YOUR OBJECTIVE -
Below are records; count the lines in them that hold "position" and give only the count.

LISTING -
•••
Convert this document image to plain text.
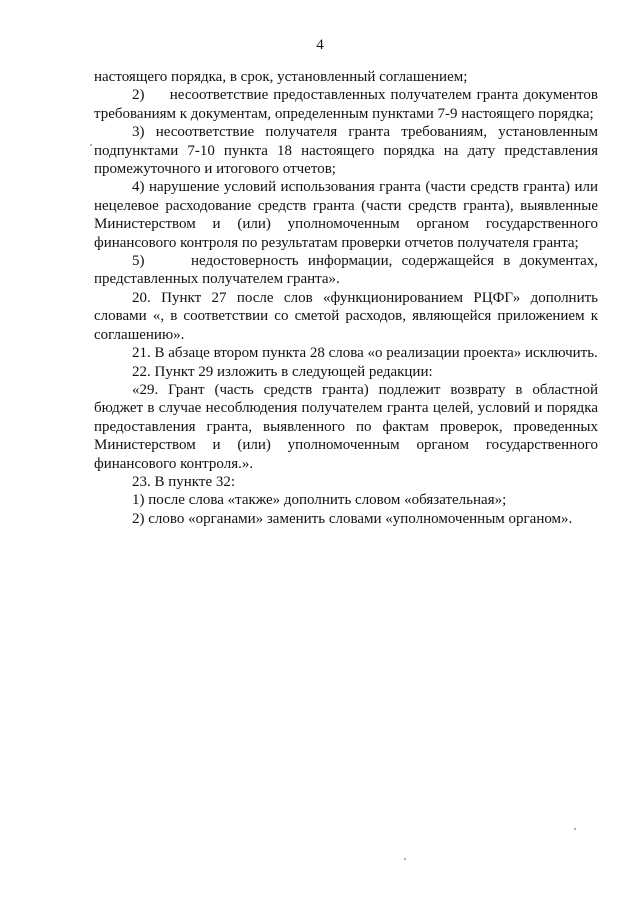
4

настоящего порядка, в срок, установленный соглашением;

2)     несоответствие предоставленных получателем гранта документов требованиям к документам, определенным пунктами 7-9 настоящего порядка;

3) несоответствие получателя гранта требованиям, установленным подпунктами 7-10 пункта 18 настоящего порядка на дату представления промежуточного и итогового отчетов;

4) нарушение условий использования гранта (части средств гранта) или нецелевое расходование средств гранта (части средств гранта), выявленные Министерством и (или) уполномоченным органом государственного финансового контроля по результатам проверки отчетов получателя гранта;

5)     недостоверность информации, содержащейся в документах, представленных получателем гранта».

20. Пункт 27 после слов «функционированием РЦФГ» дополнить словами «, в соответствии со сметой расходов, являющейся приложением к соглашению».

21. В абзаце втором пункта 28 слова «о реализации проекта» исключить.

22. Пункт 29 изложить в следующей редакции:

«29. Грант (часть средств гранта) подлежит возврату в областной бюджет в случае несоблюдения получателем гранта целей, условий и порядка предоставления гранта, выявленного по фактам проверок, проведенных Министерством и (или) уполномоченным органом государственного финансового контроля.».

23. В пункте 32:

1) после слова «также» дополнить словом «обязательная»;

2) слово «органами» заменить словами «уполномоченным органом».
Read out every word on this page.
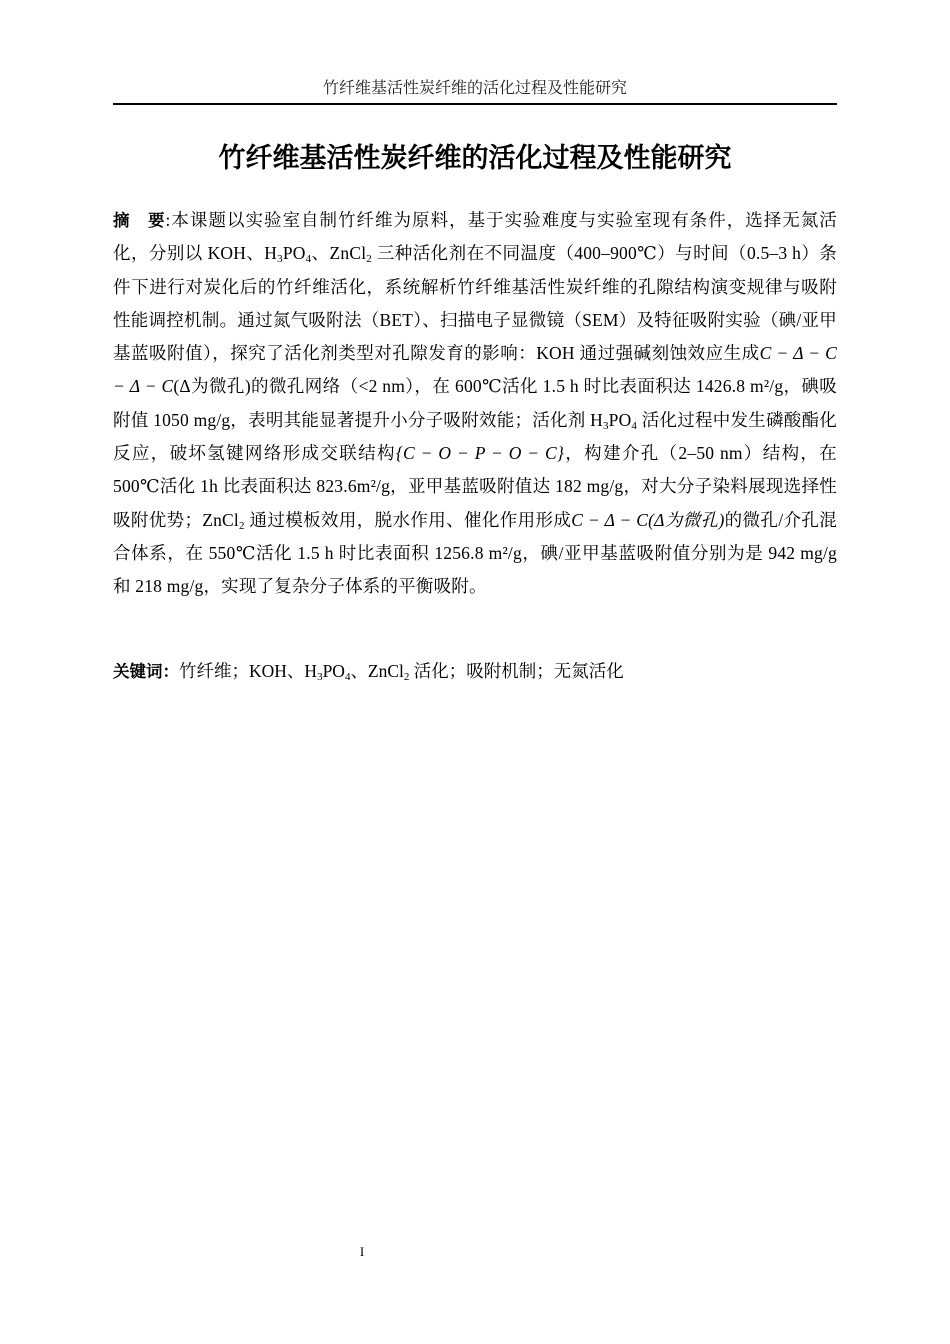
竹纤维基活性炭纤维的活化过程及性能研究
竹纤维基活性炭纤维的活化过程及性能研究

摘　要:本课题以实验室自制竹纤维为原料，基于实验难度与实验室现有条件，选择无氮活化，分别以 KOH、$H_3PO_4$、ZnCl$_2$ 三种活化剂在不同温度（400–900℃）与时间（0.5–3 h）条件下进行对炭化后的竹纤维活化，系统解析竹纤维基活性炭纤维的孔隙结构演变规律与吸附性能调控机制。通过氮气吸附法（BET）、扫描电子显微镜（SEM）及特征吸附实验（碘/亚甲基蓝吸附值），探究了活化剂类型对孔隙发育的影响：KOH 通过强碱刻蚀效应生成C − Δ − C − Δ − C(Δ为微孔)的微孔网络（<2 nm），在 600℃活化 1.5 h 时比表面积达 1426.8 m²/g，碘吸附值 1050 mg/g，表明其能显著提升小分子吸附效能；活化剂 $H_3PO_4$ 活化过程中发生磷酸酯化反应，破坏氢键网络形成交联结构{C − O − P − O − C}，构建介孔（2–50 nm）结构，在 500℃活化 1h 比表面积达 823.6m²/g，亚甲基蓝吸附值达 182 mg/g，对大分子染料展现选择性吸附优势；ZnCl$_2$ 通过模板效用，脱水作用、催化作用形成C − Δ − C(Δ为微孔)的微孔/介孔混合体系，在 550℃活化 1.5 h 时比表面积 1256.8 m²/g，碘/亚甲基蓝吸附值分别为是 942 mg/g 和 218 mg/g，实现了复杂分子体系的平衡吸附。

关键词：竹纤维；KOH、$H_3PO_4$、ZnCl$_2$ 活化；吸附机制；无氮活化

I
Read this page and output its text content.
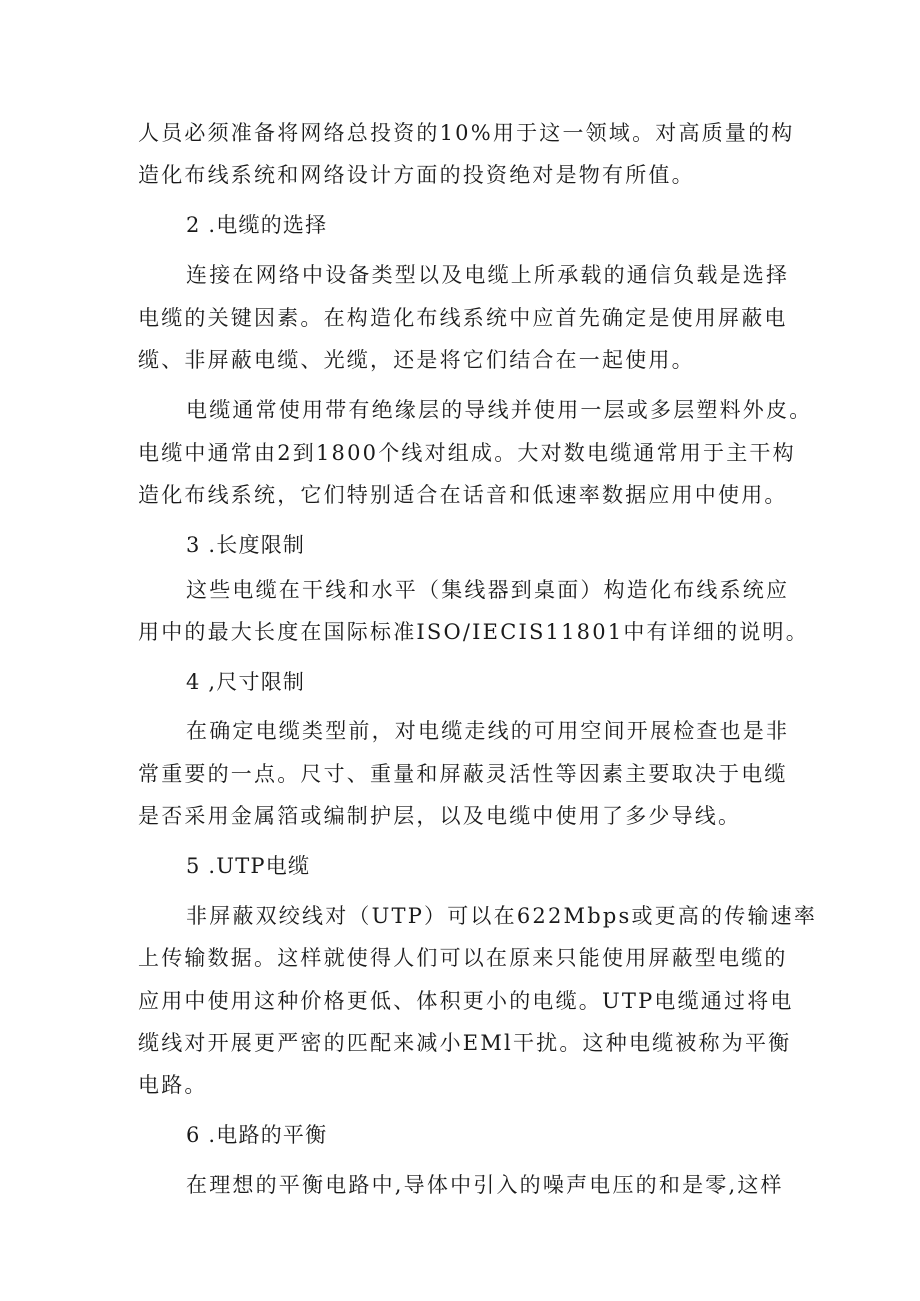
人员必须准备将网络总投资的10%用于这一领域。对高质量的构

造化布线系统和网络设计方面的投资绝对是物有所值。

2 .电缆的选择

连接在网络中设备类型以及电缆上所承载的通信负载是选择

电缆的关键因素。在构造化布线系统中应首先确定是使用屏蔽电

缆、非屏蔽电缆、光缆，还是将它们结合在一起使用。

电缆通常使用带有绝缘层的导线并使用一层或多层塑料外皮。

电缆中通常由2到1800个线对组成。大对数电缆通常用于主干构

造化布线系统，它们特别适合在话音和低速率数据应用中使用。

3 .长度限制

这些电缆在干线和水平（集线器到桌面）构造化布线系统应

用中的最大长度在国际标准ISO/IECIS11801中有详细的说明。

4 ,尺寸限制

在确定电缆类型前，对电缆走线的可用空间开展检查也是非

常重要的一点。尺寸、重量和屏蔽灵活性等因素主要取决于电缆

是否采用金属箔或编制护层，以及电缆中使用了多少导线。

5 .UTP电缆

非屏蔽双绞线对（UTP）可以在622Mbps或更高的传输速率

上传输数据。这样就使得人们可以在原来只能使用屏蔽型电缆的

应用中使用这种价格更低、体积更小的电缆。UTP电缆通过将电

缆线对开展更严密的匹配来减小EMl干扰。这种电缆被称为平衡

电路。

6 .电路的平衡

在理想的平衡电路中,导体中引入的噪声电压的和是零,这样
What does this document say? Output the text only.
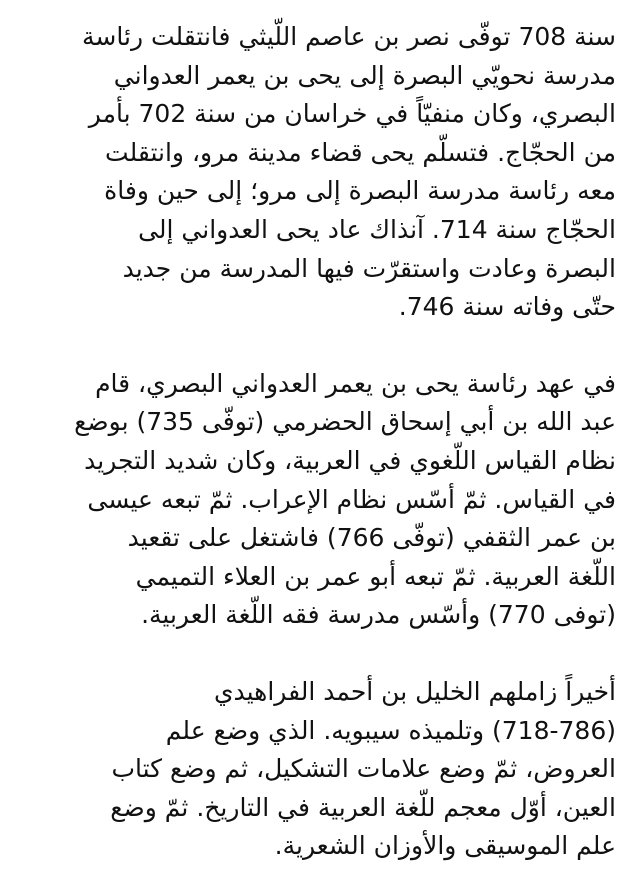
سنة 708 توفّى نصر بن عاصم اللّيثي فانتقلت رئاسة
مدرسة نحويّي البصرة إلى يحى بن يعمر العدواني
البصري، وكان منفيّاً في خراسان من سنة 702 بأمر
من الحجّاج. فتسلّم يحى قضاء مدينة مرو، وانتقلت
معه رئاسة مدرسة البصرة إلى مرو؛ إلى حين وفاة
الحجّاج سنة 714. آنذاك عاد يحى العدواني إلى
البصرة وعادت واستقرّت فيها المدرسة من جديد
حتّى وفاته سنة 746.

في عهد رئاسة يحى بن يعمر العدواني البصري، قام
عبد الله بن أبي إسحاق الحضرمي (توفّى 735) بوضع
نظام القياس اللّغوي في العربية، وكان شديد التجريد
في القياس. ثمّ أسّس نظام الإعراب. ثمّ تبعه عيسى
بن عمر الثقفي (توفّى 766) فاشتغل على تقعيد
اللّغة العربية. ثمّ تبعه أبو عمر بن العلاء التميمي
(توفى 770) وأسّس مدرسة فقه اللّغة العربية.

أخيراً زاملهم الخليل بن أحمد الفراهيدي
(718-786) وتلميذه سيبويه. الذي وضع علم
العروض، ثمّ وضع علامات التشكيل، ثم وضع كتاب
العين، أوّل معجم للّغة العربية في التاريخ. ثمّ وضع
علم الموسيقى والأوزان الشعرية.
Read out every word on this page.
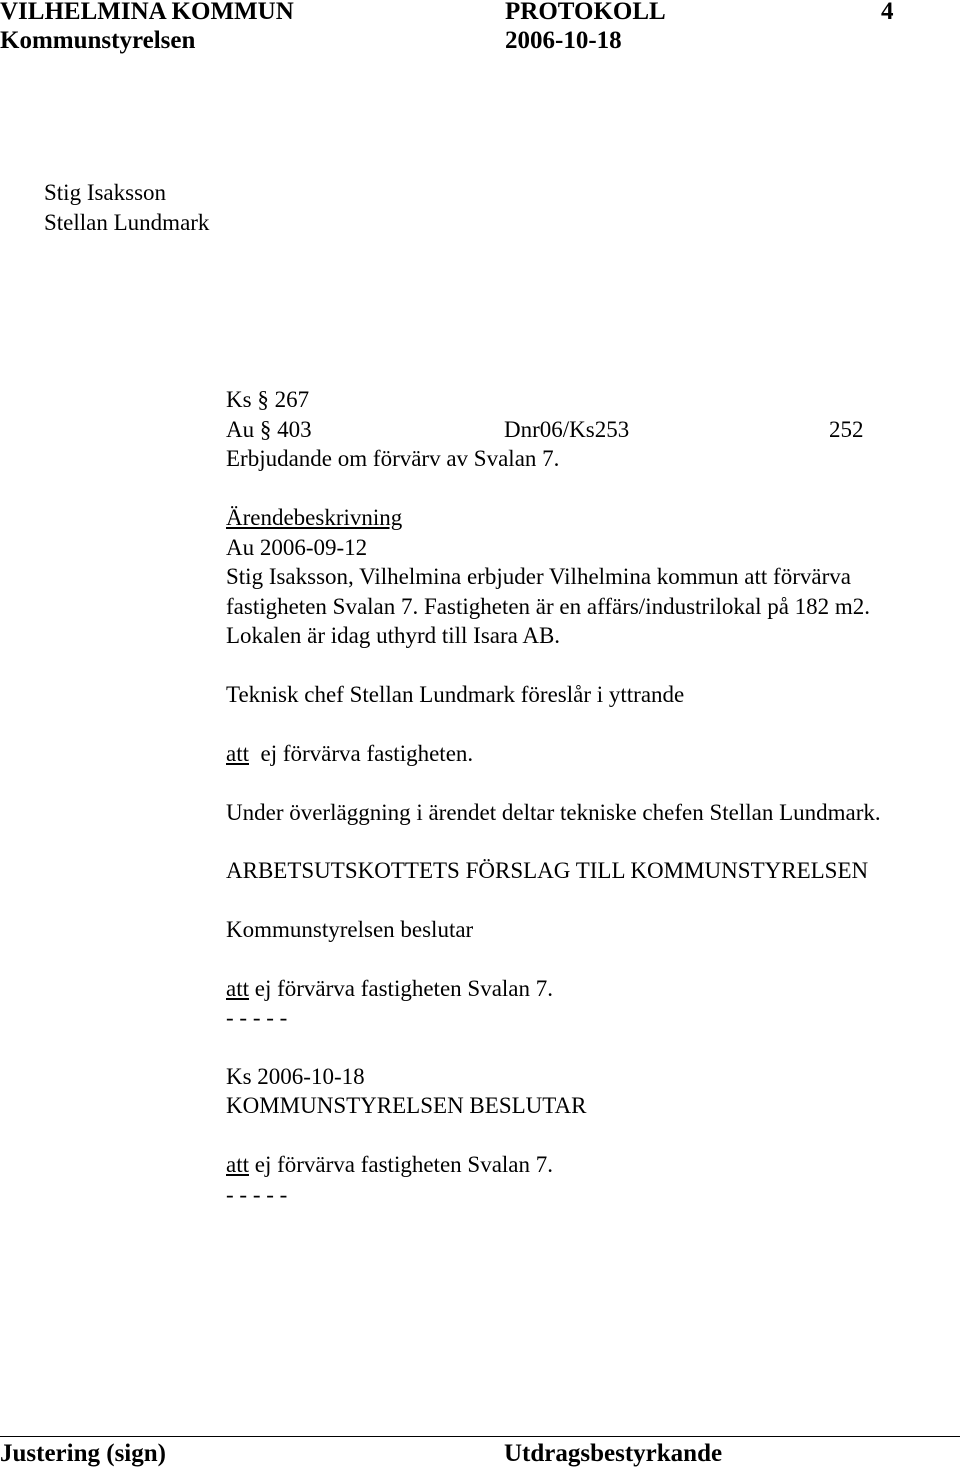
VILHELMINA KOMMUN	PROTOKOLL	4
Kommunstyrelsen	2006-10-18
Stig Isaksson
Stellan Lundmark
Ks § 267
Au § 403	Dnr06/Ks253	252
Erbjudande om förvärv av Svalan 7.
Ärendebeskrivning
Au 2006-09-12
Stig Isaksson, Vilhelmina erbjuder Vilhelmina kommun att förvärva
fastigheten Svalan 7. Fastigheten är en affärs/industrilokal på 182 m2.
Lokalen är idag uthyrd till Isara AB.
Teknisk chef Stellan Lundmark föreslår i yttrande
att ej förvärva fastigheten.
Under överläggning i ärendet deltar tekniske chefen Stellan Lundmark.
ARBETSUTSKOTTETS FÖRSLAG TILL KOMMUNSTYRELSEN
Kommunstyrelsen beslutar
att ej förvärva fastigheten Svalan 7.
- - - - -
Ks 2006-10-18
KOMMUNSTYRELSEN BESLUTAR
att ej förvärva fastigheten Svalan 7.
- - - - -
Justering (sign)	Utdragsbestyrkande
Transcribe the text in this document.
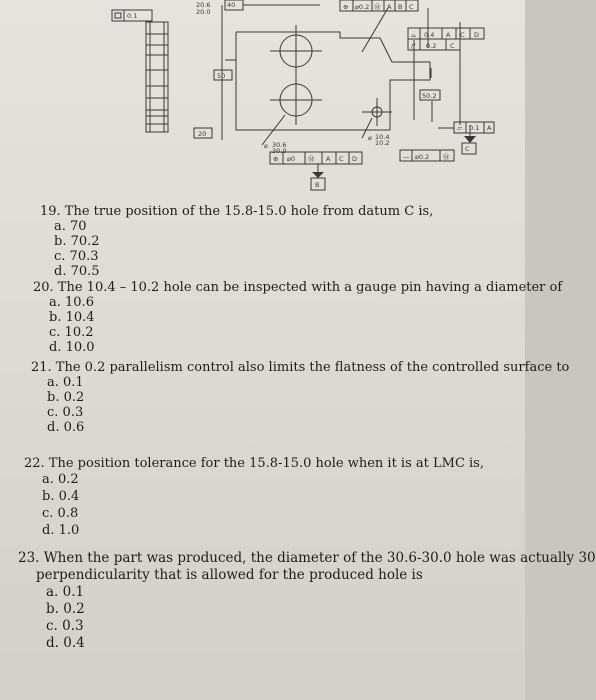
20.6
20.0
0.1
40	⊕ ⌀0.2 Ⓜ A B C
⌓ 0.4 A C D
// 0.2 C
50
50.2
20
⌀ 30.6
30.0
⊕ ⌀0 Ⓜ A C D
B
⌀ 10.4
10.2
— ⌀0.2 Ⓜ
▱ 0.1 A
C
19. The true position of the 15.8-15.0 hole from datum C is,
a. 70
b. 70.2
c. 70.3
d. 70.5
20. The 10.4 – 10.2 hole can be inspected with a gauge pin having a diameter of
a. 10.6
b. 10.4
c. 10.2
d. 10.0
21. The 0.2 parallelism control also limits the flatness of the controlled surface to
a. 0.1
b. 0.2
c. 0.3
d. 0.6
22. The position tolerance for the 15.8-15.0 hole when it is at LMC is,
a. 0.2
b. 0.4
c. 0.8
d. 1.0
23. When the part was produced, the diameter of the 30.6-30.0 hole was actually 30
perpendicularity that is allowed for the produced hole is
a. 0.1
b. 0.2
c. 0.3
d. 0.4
•••
ANSWER TO THIS EXERCISE -
2